- _SHORT EXERCISE_
Every entry below must appear again, exactly as written.

[START OF ENTRIES]

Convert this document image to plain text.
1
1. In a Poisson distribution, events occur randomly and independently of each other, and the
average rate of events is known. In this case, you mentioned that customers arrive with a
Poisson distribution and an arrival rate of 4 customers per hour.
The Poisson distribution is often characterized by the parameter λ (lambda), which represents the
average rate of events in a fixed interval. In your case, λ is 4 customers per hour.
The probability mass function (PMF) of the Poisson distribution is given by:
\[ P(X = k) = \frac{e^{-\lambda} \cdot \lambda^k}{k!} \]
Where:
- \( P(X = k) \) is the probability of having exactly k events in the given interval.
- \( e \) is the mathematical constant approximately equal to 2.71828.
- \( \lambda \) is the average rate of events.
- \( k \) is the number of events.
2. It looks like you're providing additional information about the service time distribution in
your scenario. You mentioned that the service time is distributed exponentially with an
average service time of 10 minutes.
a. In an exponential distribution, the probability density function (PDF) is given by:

[END OF ENTRIES]

- _RESULT FOR THIS TASK_
Convert this document image to plain text.
1
1. In a Poisson distribution, events occur randomly and independently of each other, and the
average rate of events is known. In this case, you mentioned that customers arrive with a
Poisson distribution and an arrival rate of 4 customers per hour.
The Poisson distribution is often characterized by the parameter λ (lambda), which represents the
average rate of events in a fixed interval. In your case, λ is 4 customers per hour.
The probability mass function (PMF) of the Poisson distribution is given by:
\[ P(X = k) = \frac{e^{-\lambda} \cdot \lambda^k}{k!} \]
Where:
- \( P(X = k) \) is the probability of having exactly k events in the given interval.
- \( e \) is the mathematical constant approximately equal to 2.71828.
- \( \lambda \) is the average rate of events.
- \( k \) is the number of events.
2. It looks like you're providing additional information about the service time distribution in
your scenario. You mentioned that the service time is distributed exponentially with an
average service time of 10 minutes.
a. In an exponential distribution, the probability density function (PDF) is given by:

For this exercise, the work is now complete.